PAGE TEXT |
For years, people have been talking about the VUCA nature of the world we’ve come to live in. It describes our environment as volatile, uncertain, complex, and ambiguous.
The pandemic and the war in Ukraine brought the message home. From understanding the idea, people have come to experience it directly. Much of the predictability people have been used, suddenly had disappeared.
For a human being, this experience is not unique. It is similar to how infants experience the world, for them, it starts out as terrifying chaos that needs to be tamed. The fear of it is too large for them to hold and they find a solution in their parents. They transfer the ability to tame the chaos to their parents by endowing them with power. The awe children have for their parents also results from the parents’ ability to create order and safety for their children. It correlates with the power the children endow on their parents. Power, then simply is, the sense that the person holding the power can tame the chaos and release others from their anxiety in dealing with the chaos.
That anxiety never disappears.

DATA TO EXAMINE |
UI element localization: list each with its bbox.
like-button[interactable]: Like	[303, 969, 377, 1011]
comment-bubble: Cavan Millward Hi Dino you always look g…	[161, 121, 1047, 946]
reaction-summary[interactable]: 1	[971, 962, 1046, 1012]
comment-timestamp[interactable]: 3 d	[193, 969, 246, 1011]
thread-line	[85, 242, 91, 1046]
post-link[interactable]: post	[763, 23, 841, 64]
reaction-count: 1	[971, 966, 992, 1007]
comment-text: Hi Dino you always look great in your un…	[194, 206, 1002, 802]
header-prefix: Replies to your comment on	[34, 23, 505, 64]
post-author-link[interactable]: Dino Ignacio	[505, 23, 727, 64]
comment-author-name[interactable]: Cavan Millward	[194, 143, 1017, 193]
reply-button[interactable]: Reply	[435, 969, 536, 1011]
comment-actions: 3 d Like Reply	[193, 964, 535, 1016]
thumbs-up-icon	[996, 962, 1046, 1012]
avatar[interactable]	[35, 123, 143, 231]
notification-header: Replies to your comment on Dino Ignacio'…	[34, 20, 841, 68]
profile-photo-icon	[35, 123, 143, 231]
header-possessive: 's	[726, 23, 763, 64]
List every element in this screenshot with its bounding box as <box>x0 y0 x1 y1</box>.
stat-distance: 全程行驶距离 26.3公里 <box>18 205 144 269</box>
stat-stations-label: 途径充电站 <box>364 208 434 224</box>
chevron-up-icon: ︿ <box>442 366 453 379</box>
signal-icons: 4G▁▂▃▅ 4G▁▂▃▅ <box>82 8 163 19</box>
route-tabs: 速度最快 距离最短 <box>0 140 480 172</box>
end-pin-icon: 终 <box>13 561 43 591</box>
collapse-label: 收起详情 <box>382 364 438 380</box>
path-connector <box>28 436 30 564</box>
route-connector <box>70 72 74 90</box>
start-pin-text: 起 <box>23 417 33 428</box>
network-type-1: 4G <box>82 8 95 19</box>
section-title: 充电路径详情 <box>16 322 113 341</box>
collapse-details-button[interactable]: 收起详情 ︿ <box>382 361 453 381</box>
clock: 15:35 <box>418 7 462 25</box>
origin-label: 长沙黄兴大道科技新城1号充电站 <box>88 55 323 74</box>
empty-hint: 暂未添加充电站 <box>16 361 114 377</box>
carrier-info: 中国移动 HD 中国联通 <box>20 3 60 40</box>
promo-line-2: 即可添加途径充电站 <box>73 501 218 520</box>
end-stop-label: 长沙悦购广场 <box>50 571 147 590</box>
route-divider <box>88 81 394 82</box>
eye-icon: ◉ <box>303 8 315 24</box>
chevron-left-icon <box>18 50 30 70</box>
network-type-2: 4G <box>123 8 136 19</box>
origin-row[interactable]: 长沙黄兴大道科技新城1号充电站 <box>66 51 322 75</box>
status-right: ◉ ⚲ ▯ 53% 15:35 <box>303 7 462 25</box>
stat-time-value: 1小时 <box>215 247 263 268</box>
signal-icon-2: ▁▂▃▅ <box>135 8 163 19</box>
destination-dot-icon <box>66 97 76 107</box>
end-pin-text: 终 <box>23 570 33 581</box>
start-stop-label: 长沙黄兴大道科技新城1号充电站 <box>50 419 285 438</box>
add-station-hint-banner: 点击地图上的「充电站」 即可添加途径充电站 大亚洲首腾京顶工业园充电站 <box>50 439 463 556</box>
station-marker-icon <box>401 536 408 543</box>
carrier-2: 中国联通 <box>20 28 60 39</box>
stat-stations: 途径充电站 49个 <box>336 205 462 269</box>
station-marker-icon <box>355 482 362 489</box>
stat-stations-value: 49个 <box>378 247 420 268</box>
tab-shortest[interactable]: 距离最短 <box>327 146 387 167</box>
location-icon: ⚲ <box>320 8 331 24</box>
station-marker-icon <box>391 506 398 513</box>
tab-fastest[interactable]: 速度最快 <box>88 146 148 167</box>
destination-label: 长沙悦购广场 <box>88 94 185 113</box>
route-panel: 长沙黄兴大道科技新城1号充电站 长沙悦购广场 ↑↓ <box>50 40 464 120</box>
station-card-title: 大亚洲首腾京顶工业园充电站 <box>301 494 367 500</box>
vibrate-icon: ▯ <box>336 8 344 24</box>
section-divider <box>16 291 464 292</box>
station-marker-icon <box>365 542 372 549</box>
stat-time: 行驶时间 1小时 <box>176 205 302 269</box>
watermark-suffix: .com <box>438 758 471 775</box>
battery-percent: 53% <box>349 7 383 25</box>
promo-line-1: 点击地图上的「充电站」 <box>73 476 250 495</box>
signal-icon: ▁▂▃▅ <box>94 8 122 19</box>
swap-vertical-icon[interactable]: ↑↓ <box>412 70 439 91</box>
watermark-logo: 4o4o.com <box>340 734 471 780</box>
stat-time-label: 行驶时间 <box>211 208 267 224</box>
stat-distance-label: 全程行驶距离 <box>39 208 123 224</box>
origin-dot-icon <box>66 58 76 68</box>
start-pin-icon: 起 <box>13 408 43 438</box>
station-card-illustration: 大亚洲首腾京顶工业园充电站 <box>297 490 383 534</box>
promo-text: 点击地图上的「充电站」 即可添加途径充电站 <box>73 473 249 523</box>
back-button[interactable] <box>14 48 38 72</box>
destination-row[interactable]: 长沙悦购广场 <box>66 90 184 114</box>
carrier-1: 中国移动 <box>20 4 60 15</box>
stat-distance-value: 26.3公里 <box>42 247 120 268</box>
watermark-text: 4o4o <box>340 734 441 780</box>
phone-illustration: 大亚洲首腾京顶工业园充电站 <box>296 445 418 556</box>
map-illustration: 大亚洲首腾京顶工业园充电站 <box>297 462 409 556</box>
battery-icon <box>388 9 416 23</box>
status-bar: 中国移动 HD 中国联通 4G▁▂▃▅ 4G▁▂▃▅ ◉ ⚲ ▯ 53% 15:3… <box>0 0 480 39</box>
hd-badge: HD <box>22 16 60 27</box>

EXERCISES TO COMPLETE |
#1 Which four words does the VUCA passage use to describe our environment?
#2 Transcribe the VUCA passage from "The pandemic and" down to "with the chaos.".
The rows are material separate from the VUCA passage.

ANSWERS |
#1 volatile, uncertain, complex, ambiguous

#2
The pandemic and the war in Ukraine brought the message home. From understanding the idea, people have come to experience it directly. Much of the predictability people have been used, suddenly had disappeared.
For a human being, this experience is not unique. It is similar to how infants experience the world, for them, it starts out as terrifying chaos that needs to be tamed. The fear of it is too large for them to hold and they find a solution in their parents. They transfer the ability to tame the chaos to their parents by endowing them with power. The awe children have for their parents also results from the parents’ ability to create order and safety for their children. It correlates with the power the children endow on their parents. Power, then simply is, the sense that the person holding the power can tame the chaos and release others from their anxiety in dealing with the chaos.